▸ **STATED PROBLEM**
Each record that follows should be repeated exactly, minus any images.

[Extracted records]
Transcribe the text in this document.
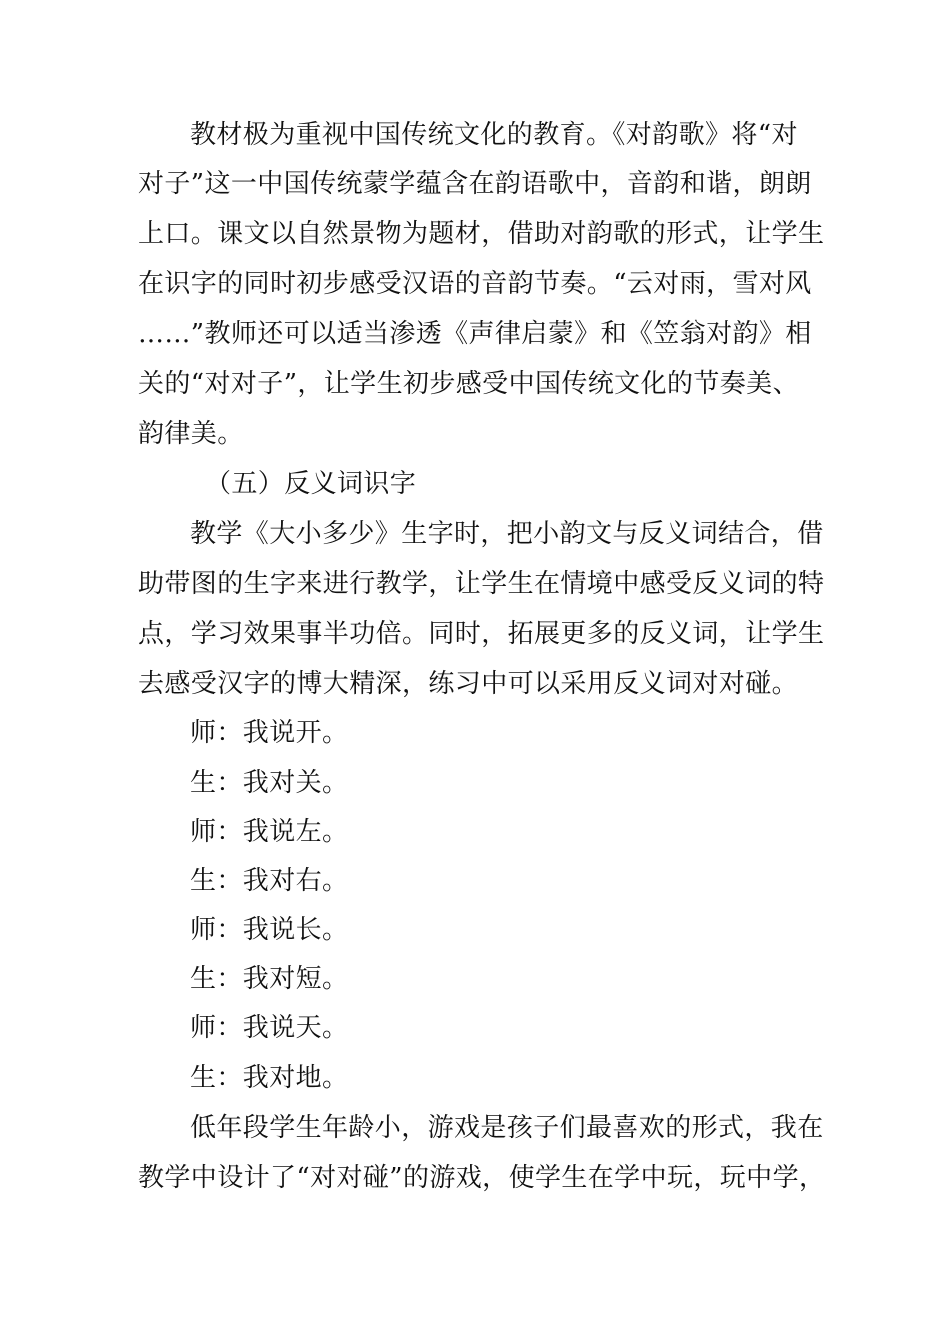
教材极为重视中国传统文化的教育。《对韵歌》将“对
对子”这一中国传统蒙学蕴含在韵语歌中，音韵和谐，朗朗
上口。课文以自然景物为题材，借助对韵歌的形式，让学生
在识字的同时初步感受汉语的音韵节奏。“云对雨，雪对风
……”教师还可以适当渗透《声律启蒙》和《笠翁对韵》相
关的“对对子”，让学生初步感受中国传统文化的节奏美、
韵律美。
（五）反义词识字
教学《大小多少》生字时，把小韵文与反义词结合，借
助带图的生字来进行教学，让学生在情境中感受反义词的特
点，学习效果事半功倍。同时，拓展更多的反义词，让学生
去感受汉字的博大精深，练习中可以采用反义词对对碰。
师：我说开。
生：我对关。
师：我说左。
生：我对右。
师：我说长。
生：我对短。
师：我说天。
生：我对地。
低年段学生年龄小，游戏是孩子们最喜欢的形式，我在
教学中设计了“对对碰”的游戏，使学生在学中玩，玩中学，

▸ **REPLY TO THE EXERCISE**
Transcribe the text in this document.
教材极为重视中国传统文化的教育。《对韵歌》将“对
对子”这一中国传统蒙学蕴含在韵语歌中，音韵和谐，朗朗
上口。课文以自然景物为题材，借助对韵歌的形式，让学生
在识字的同时初步感受汉语的音韵节奏。“云对雨，雪对风
……”教师还可以适当渗透《声律启蒙》和《笠翁对韵》相
关的“对对子”，让学生初步感受中国传统文化的节奏美、
韵律美。
（五）反义词识字
教学《大小多少》生字时，把小韵文与反义词结合，借
助带图的生字来进行教学，让学生在情境中感受反义词的特
点，学习效果事半功倍。同时，拓展更多的反义词，让学生
去感受汉字的博大精深，练习中可以采用反义词对对碰。
师：我说开。
生：我对关。
师：我说左。
生：我对右。
师：我说长。
生：我对短。
师：我说天。
生：我对地。
低年段学生年龄小，游戏是孩子们最喜欢的形式，我在
教学中设计了“对对碰”的游戏，使学生在学中玩，玩中学，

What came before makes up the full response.